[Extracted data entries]
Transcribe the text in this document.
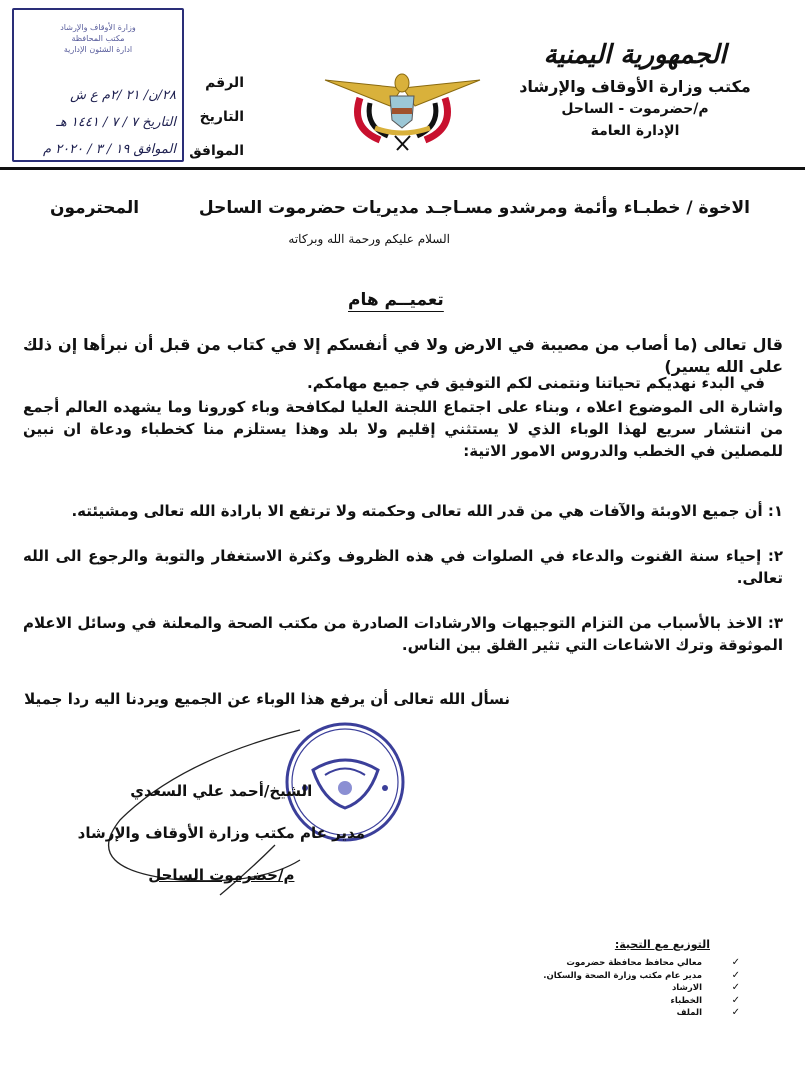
الجمهورية اليمنية
مكتب وزارة الأوقاف والإرشاد
م/حضرموت - الساحل
الإدارة العامة
وزارة الأوقاف والإرشاد
مكتب المحافظة
ادارة الشئون الإدارية
٢٨/ن/ ٢١ /٢م ع ش
التاريخ ٧ / ٧ / ١٤٤١ هـ
الموافق ١٩ / ٣ / ٢٠٢٠ م
الرقم
التاريخ
الموافق
الاخوة / خطبـاء وأئمة ومرشدو مسـاجـد مديريات حضرموت الساحل
المحترمون
السلام عليكم ورحمة الله وبركاته
تعميــم هام
قال تعالى (ما أصاب من مصيبة في الارض ولا في أنفسكم إلا في كتاب من قبل أن نبرأها إن ذلك على الله يسير)
في البدء نهديكم تحياتنا ونتمنى لكم التوفيق في جميع مهامكم.
واشارة الى الموضوع اعلاه ، وبناء على اجتماع اللجنة العليا لمكافحة وباء كورونا وما يشهده العالم أجمع من انتشار سريع لهذا الوباء الذي لا يستثني إقليم ولا بلد وهذا يستلزم منا كخطباء ودعاة ان نبين للمصلين في الخطب والدروس الامور الاتية:
١: أن جميع الاوبئة والآفات هي من قدر الله تعالى وحكمته ولا ترتفع الا بارادة الله تعالى ومشيئته.
٢: إحياء سنة القنوت والدعاء في الصلوات في هذه الظروف وكثرة الاستغفار والتوبة والرجوع الى الله تعالى.
٣: الاخذ بالأسباب من التزام التوجيهات والارشادات الصادرة من مكتب الصحة والمعلنة في وسائل الاعلام الموثوقة وترك الاشاعات التي تثير القلق بين الناس.
نسأل الله تعالى أن يرفع هذا الوباء عن الجميع ويردنا اليه ردا جميلا
الشيخ/أحمد علي السعدي
مدير عام مكتب وزارة الأوقاف والإرشاد
م/حضرموت الساحل
التوزيع مع التحية:
✓
معالي محافظ محافظة حضرموت
✓
مدير عام مكتب وزارة الصحة والسكان.
✓
الارشاد
✓
الخطباء
✓
الملف
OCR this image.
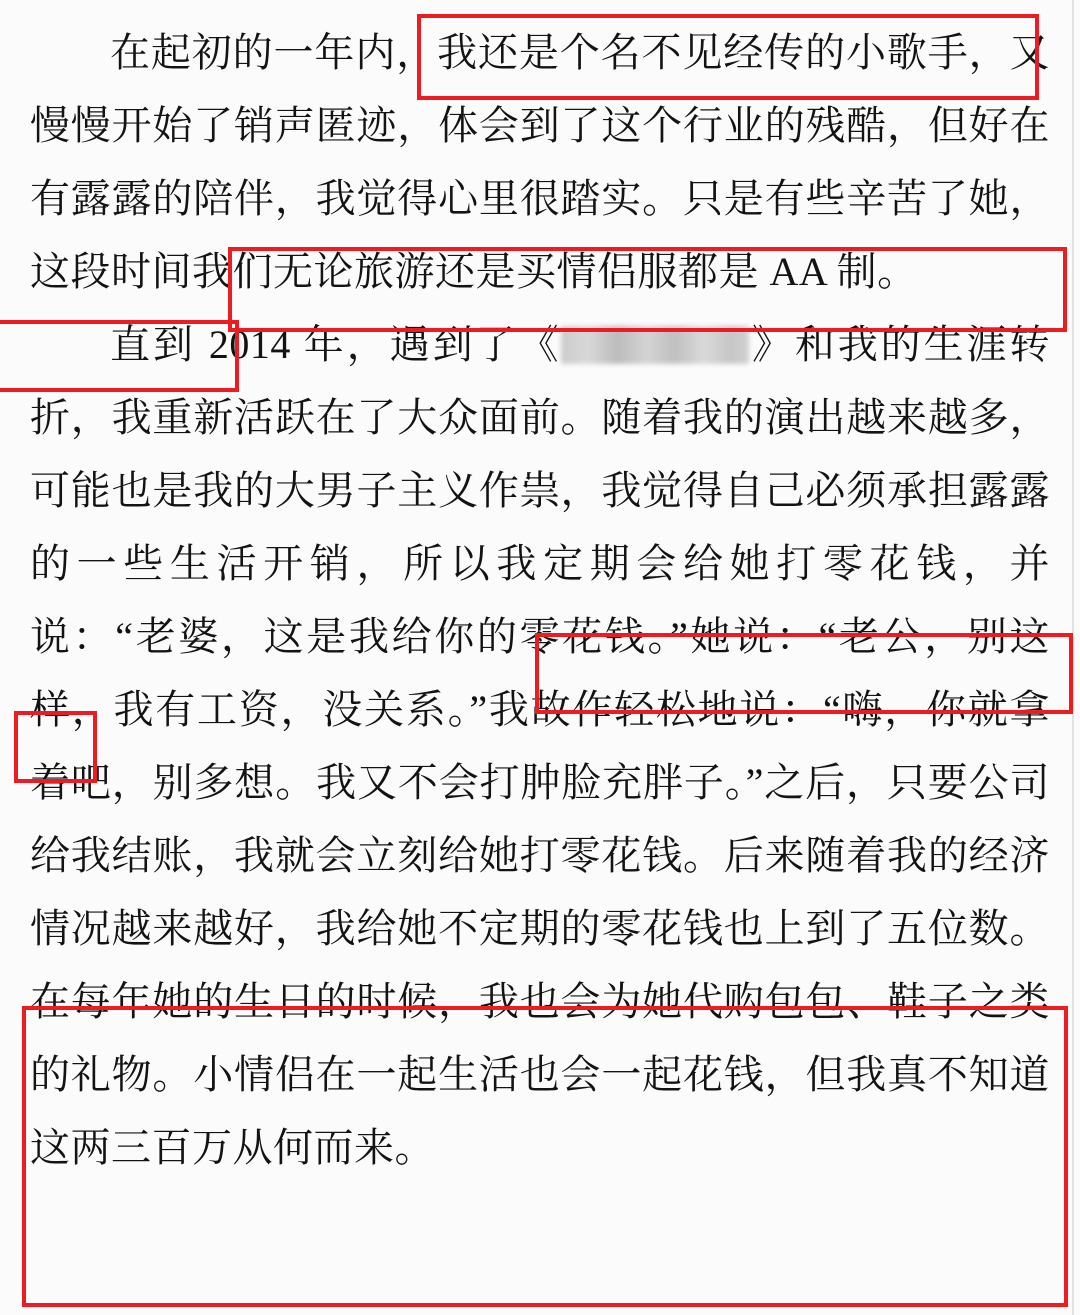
在起初的一年内，我还是个名不见经传的小歌手，又慢慢开始了销声匿迹，体会到了这个行业的残酷，但好在有露露的陪伴，我觉得心里很踏实。只是有些辛苦了她，这段时间我们无论旅游还是买情侣服都是 AA 制。

直到 2014 年，遇到了《	》和我的生涯转折，我重新活跃在了大众面前。随着我的演出越来越多，可能也是我的大男子主义作祟，我觉得自己必须承担露露的一些生活开销，所以我定期会给她打零花钱，并说：“老婆，这是我给你的零花钱。”她说：“老公，别这样，我有工资，没关系。”我故作轻松地说：“嗨，你就拿着吧，别多想。我又不会打肿脸充胖子。”之后，只要公司给我结账，我就会立刻给她打零花钱。后来随着我的经济情况越来越好，我给她不定期的零花钱也上到了五位数。在每年她的生日的时候，我也会为她代购包包、鞋子之类的礼物。小情侣在一起生活也会一起花钱，但我真不知道这两三百万从何而来。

DIRECTIVE: Pick out all the lines with the word "وزارة" in them and copy them.

SOLUTION BELOW:
مكتب وزارة الأوقاف والإرشاد
وزارة الأوقاف والإرشاد
مدير عام مكتب وزارة الأوقاف والإرشاد
مدير عام مكتب وزارة الصحة والسكان.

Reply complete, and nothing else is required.